--- Your objective ---
Retype the data that follows line by line, exactly, and leave its pictures out.

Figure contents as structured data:
═══
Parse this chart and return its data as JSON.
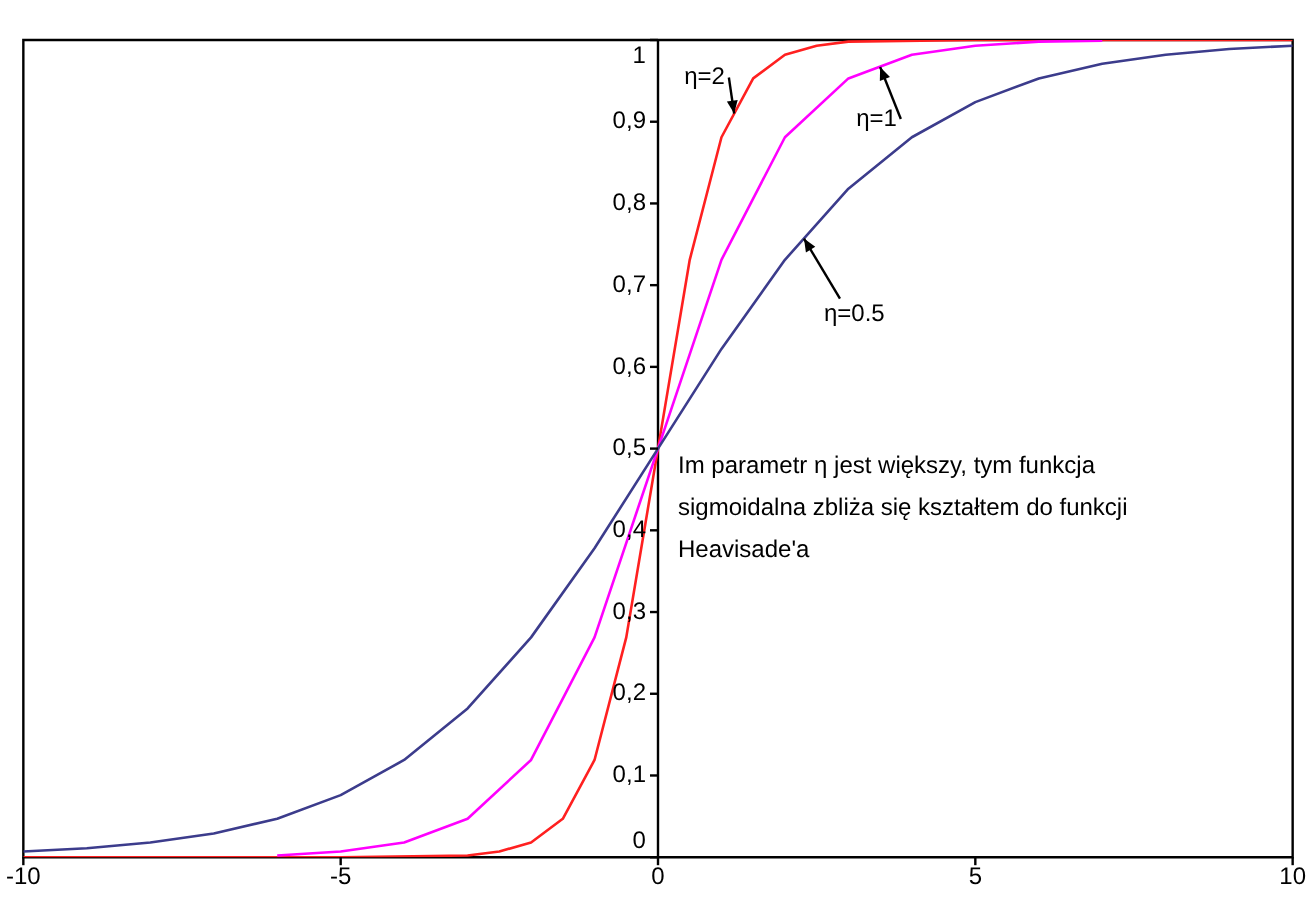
{
  "chart_data": {
    "type": "line",
    "xlim": [
      -10,
      10
    ],
    "xticks": [
      -10,
      -5,
      0,
      5,
      10
    ],
    "ylim": [
      0,
      1
    ],
    "yticks": [
      0,
      {
        "value": 0.1,
        "label": "0,1"
      },
      {
        "value": 0.2,
        "label": "0,2"
      },
      {
        "value": 0.3,
        "label": "0,3"
      },
      {
        "value": 0.4,
        "label": "0,4"
      },
      {
        "value": 0.5,
        "label": "0,5"
      },
      {
        "value": 0.6,
        "label": "0,6"
      },
      {
        "value": 0.7,
        "label": "0,7"
      },
      {
        "value": 0.8,
        "label": "0,8"
      },
      {
        "value": 0.9,
        "label": "0,9"
      },
      1
    ],
    "grid": false,
    "legend": false,
    "marker": "none",
    "line_style": "solid",
    "series": [
      {
        "color": "#3c3c8c",
        "x": [
          -10,
          -9,
          -8,
          -7,
          -6,
          -5,
          -4,
          -3,
          -2,
          -1,
          0,
          1,
          2,
          3,
          4,
          5,
          6,
          7,
          8,
          9,
          10
        ],
        "values": [
          0.007,
          0.011,
          0.018,
          0.029,
          0.047,
          0.076,
          0.119,
          0.182,
          0.269,
          0.378,
          0.5,
          0.622,
          0.731,
          0.818,
          0.881,
          0.924,
          0.953,
          0.971,
          0.982,
          0.989,
          0.993
        ]
      },
      {
        "color": "#ff00ff",
        "x": [
          -6,
          -5,
          -4,
          -3,
          -2,
          -1,
          0,
          1,
          2,
          3,
          4,
          5,
          6,
          7
        ],
        "values": [
          0.002,
          0.007,
          0.018,
          0.047,
          0.119,
          0.269,
          0.5,
          0.731,
          0.881,
          0.953,
          0.982,
          0.993,
          0.998,
          0.999
        ]
      },
      {
        "color": "#ff2020",
        "x": [
          -10,
          -5,
          -3,
          -2.5,
          -2,
          -1.5,
          -1,
          -0.5,
          0,
          0.5,
          1,
          1.5,
          2,
          2.5,
          3,
          5,
          10
        ],
        "values": [
          0,
          0,
          0.002,
          0.007,
          0.018,
          0.047,
          0.119,
          0.269,
          0.5,
          0.731,
          0.881,
          0.953,
          0.982,
          0.993,
          0.998,
          1,
          1
        ]
      }
    ],
    "annotations": [
      {
        "text": "η=2",
        "x": 1.2,
        "y": 0.91
      },
      {
        "text": "η=1",
        "x": 3.5,
        "y": 0.967
      },
      {
        "text": "η=0.5",
        "x": 2.3,
        "y": 0.757
      },
      "Im parametr η jest większy, tym funkcja sigmoidalna zbliża się kształtem do funkcji Heavisade'a"
    ]
  }
}
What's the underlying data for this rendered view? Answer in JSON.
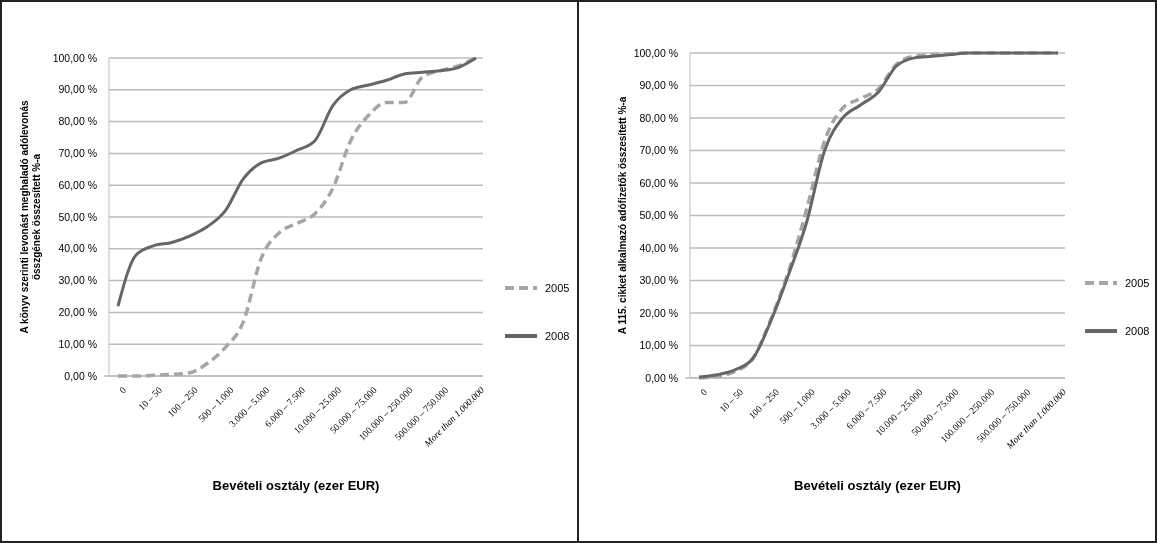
{
  "chart_data": [
    {
      "type": "line",
      "xlabel": "Bevételi osztály (ezer EUR)",
      "ylabel": "A könyv szerinti levonást meghaladó adólevonás összgének összesített %-a",
      "categories": [
        "0",
        null,
        "10 – 50",
        null,
        "100 – 250",
        null,
        "500 – 1.000",
        null,
        "3.000 – 5.000",
        null,
        "6.000 – 7.500",
        null,
        "10.000 – 25.000",
        null,
        "50.000 – 75.000",
        null,
        "100.000 – 250.000",
        null,
        "500.000 – 750.000",
        null,
        "More than 1.000.000"
      ],
      "series": [
        {
          "name": "2005",
          "color": "#a6a6a6",
          "line_style": "dashed",
          "values": [
            0,
            0,
            0.2,
            0.5,
            1,
            4,
            9,
            17,
            37,
            45,
            48,
            51,
            59,
            74,
            82,
            86,
            86,
            94,
            96,
            97.5,
            100
          ]
        },
        {
          "name": "2008",
          "color": "#666666",
          "line_style": "solid",
          "values": [
            22,
            38,
            41,
            42,
            44,
            47,
            52,
            62,
            67,
            68.5,
            71,
            74,
            85,
            90,
            91.5,
            93,
            95,
            95.5,
            96,
            97,
            100
          ]
        }
      ],
      "ylim": [
        0,
        100
      ],
      "yticks": [
        {
          "value": 0,
          "label": "0,00 %"
        },
        {
          "value": 10,
          "label": "10,00 %"
        },
        {
          "value": 20,
          "label": "20,00 %"
        },
        {
          "value": 30,
          "label": "30,00 %"
        },
        {
          "value": 40,
          "label": "40,00 %"
        },
        {
          "value": 50,
          "label": "50,00 %"
        },
        {
          "value": 60,
          "label": "60,00 %"
        },
        {
          "value": 70,
          "label": "70,00 %"
        },
        {
          "value": 80,
          "label": "80,00 %"
        },
        {
          "value": 90,
          "label": "90,00 %"
        },
        {
          "value": 100,
          "label": "100,00 %"
        }
      ],
      "grid": "y",
      "legend": "right",
      "marker": "none"
    },
    {
      "type": "line",
      "xlabel": "Bevételi osztály (ezer EUR)",
      "ylabel": "A 115. cikket alkalmazó adófizetők összesített %-a",
      "categories": [
        "0",
        null,
        "10 – 50",
        null,
        "100 – 250",
        null,
        "500 – 1.000",
        null,
        "3.000 – 5.000",
        null,
        "6.000 – 7.500",
        null,
        "10.000 – 25.000",
        null,
        "50.000 – 75.000",
        null,
        "100.000 – 250.000",
        null,
        "500.000 – 750.000",
        null,
        "More than 1.000.000"
      ],
      "series": [
        {
          "name": "2005",
          "color": "#a6a6a6",
          "line_style": "dashed",
          "values": [
            0,
            0.5,
            2,
            6,
            18,
            33,
            52,
            73,
            83,
            86,
            89,
            96.5,
            99,
            99.5,
            99.8,
            100,
            100,
            100,
            100,
            100,
            100
          ]
        },
        {
          "name": "2008",
          "color": "#666666",
          "line_style": "solid",
          "values": [
            0.3,
            1,
            2.5,
            6,
            17.5,
            32,
            48,
            70,
            80,
            84,
            88,
            96,
            98.5,
            99,
            99.5,
            100,
            100,
            100,
            100,
            100,
            100
          ]
        }
      ],
      "ylim": [
        0,
        100
      ],
      "yticks": [
        {
          "value": 0,
          "label": "0,00 %"
        },
        {
          "value": 10,
          "label": "10,00 %"
        },
        {
          "value": 20,
          "label": "20,00 %"
        },
        {
          "value": 30,
          "label": "30,00 %"
        },
        {
          "value": 40,
          "label": "40,00 %"
        },
        {
          "value": 50,
          "label": "50,00 %"
        },
        {
          "value": 60,
          "label": "60,00 %"
        },
        {
          "value": 70,
          "label": "70,00 %"
        },
        {
          "value": 80,
          "label": "80,00 %"
        },
        {
          "value": 90,
          "label": "90,00 %"
        },
        {
          "value": 100,
          "label": "100,00 %"
        }
      ],
      "grid": "y",
      "legend": "right",
      "marker": "none"
    }
  ]
}
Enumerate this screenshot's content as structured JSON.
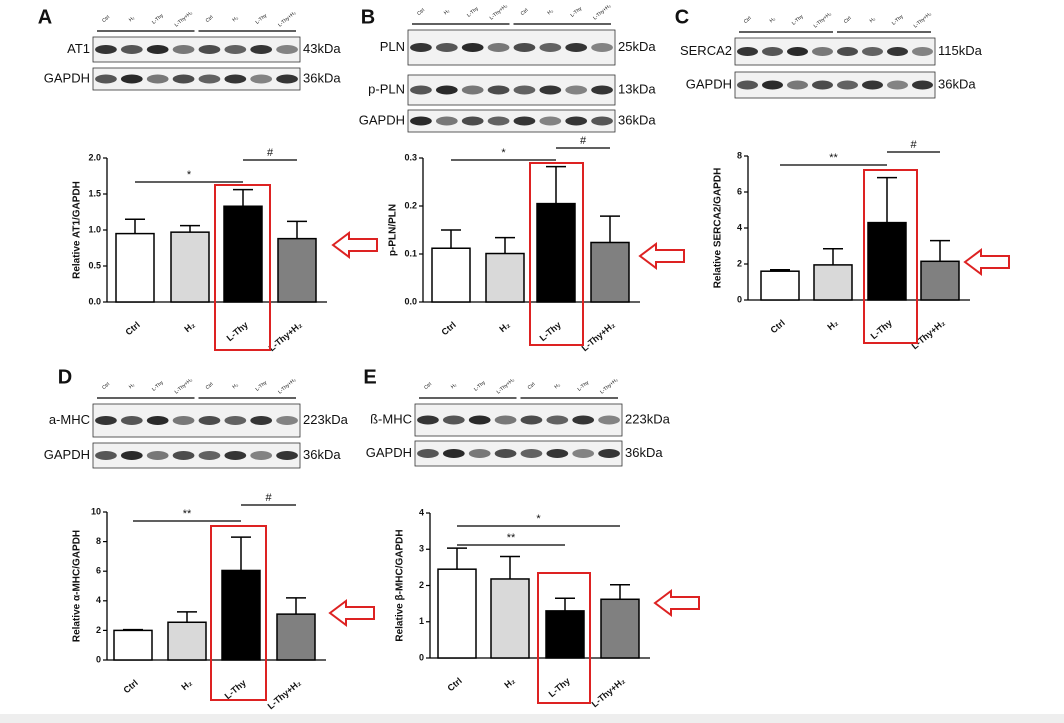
═══
--- Written reply ---
Parse this chart and return its data as JSON.
{
  "chart_data": {
    "type": "line",
    "xlim": [
      -10,
      10
    ],
    "xticks": [
      -10,
      -5,
      0,
      5,
      10
    ],
    "ylim": [
      0,
      1
    ],
    "yticks": [
      0,
      {
        "value": 0.1,
        "label": "0,1"
      },
      {
        "value": 0.2,
        "label": "0,2"
      },
      {
        "value": 0.3,
        "label": "0,3"
      },
      {
        "value": 0.4,
        "label": "0,4"
      },
      {
        "value": 0.5,
        "label": "0,5"
      },
      {
        "value": 0.6,
        "label": "0,6"
      },
      {
        "value": 0.7,
        "label": "0,7"
      },
      {
        "value": 0.8,
        "label": "0,8"
      },
      {
        "value": 0.9,
        "label": "0,9"
      },
      1
    ],
    "grid": false,
    "legend": false,
    "marker": "none",
    "line_style": "solid",
    "series": [
      {
        "color": "#3c3c8c",
        "x": [
          -10,
          -9,
          -8,
          -7,
          -6,
          -5,
          -4,
          -3,
          -2,
          -1,
          0,
          1,
          2,
          3,
          4,
          5,
          6,
          7,
          8,
          9,
          10
        ],
        "values": [
          0.007,
          0.011,
          0.018,
          0.029,
          0.047,
          0.076,
          0.119,
          0.182,
          0.269,
          0.378,
          0.5,
          0.622,
          0.731,
          0.818,
          0.881,
          0.924,
          0.953,
          0.971,
          0.982,
          0.989,
          0.993
        ]
      },
      {
        "color": "#ff00ff",
        "x": [
          -6,
          -5,
          -4,
          -3,
          -2,
          -1,
          0,
          1,
          2,
          3,
          4,
          5,
          6,
          7
        ],
        "values": [
          0.002,
          0.007,
          0.018,
          0.047,
          0.119,
          0.269,
          0.5,
          0.731,
          0.881,
          0.953,
          0.982,
          0.993,
          0.998,
          0.999
        ]
      },
      {
        "color": "#ff2020",
        "x": [
          -10,
          -5,
          -3,
          -2.5,
          -2,
          -1.5,
          -1,
          -0.5,
          0,
          0.5,
          1,
          1.5,
          2,
          2.5,
          3,
          5,
          10
        ],
        "values": [
          0,
          0,
          0.002,
          0.007,
          0.018,
          0.047,
          0.119,
          0.269,
          0.5,
          0.731,
          0.881,
          0.953,
          0.982,
          0.993,
          0.998,
          1,
          1
        ]
      }
    ],
    "annotations": [
      {
        "text": "η=2",
        "x": 1.2,
        "y": 0.91
      },
      {
        "text": "η=1",
        "x": 3.5,
        "y": 0.967
      },
      {
        "text": "η=0.5",
        "x": 2.3,
        "y": 0.757
      },
      "Im parametr η jest większy, tym funkcja sigmoidalna zbliża się kształtem do funkcji Heavisade'a"
    ]
  }
}
What's the underlying data for this rendered view? Answer in JSON.
{
  "chart_data": [
    {
      "type": "line",
      "xlabel": "Bevételi osztály (ezer EUR)",
      "ylabel": "A könyv szerinti levonást meghaladó adólevonás összgének összesített %-a",
      "categories": [
        "0",
        null,
        "10 – 50",
        null,
        "100 – 250",
        null,
        "500 – 1.000",
        null,
        "3.000 – 5.000",
        null,
        "6.000 – 7.500",
        null,
        "10.000 – 25.000",
        null,
        "50.000 – 75.000",
        null,
        "100.000 – 250.000",
        null,
        "500.000 – 750.000",
        null,
        "More than 1.000.000"
      ],
      "series": [
        {
          "name": "2005",
          "color": "#a6a6a6",
          "line_style": "dashed",
          "values": [
            0,
            0,
            0.2,
            0.5,
            1,
            4,
            9,
            17,
            37,
            45,
            48,
            51,
            59,
            74,
            82,
            86,
            86,
            94,
            96,
            97.5,
            100
          ]
        },
        {
          "name": "2008",
          "color": "#666666",
          "line_style": "solid",
          "values": [
            22,
            38,
            41,
            42,
            44,
            47,
            52,
            62,
            67,
            68.5,
            71,
            74,
            85,
            90,
            91.5,
            93,
            95,
            95.5,
            96,
            97,
            100
          ]
        }
      ],
      "ylim": [
        0,
        100
      ],
      "yticks": [
        {
          "value": 0,
          "label": "0,00 %"
        },
        {
          "value": 10,
          "label": "10,00 %"
        },
        {
          "value": 20,
          "label": "20,00 %"
        },
        {
          "value": 30,
          "label": "30,00 %"
        },
        {
          "value": 40,
          "label": "40,00 %"
        },
        {
          "value": 50,
          "label": "50,00 %"
        },
        {
          "value": 60,
          "label": "60,00 %"
        },
        {
          "value": 70,
          "label": "70,00 %"
        },
        {
          "value": 80,
          "label": "80,00 %"
        },
        {
          "value": 90,
          "label": "90,00 %"
        },
        {
          "value": 100,
          "label": "100,00 %"
        }
      ],
      "grid": "y",
      "legend": "right",
      "marker": "none"
    },
    {
      "type": "line",
      "xlabel": "Bevételi osztály (ezer EUR)",
      "ylabel": "A 115. cikket alkalmazó adófizetők összesített %-a",
      "categories": [
        "0",
        null,
        "10 – 50",
        null,
        "100 – 250",
        null,
        "500 – 1.000",
        null,
        "3.000 – 5.000",
        null,
        "6.000 – 7.500",
        null,
        "10.000 – 25.000",
        null,
        "50.000 – 75.000",
        null,
        "100.000 – 250.000",
        null,
        "500.000 – 750.000",
        null,
        "More than 1.000.000"
      ],
      "series": [
        {
          "name": "2005",
          "color": "#a6a6a6",
          "line_style": "dashed",
          "values": [
            0,
            0.5,
            2,
            6,
            18,
            33,
            52,
            73,
            83,
            86,
            89,
            96.5,
            99,
            99.5,
            99.8,
            100,
            100,
            100,
            100,
            100,
            100
          ]
        },
        {
          "name": "2008",
          "color": "#666666",
          "line_style": "solid",
          "values": [
            0.3,
            1,
            2.5,
            6,
            17.5,
            32,
            48,
            70,
            80,
            84,
            88,
            96,
            98.5,
            99,
            99.5,
            100,
            100,
            100,
            100,
            100,
            100
          ]
        }
      ],
      "ylim": [
        0,
        100
      ],
      "yticks": [
        {
          "value": 0,
          "label": "0,00 %"
        },
        {
          "value": 10,
          "label": "10,00 %"
        },
        {
          "value": 20,
          "label": "20,00 %"
        },
        {
          "value": 30,
          "label": "30,00 %"
        },
        {
          "value": 40,
          "label": "40,00 %"
        },
        {
          "value": 50,
          "label": "50,00 %"
        },
        {
          "value": 60,
          "label": "60,00 %"
        },
        {
          "value": 70,
          "label": "70,00 %"
        },
        {
          "value": 80,
          "label": "80,00 %"
        },
        {
          "value": 90,
          "label": "90,00 %"
        },
        {
          "value": 100,
          "label": "100,00 %"
        }
      ],
      "grid": "y",
      "legend": "right",
      "marker": "none"
    }
  ]
}
Enumerate this screenshot's content as structured JSON.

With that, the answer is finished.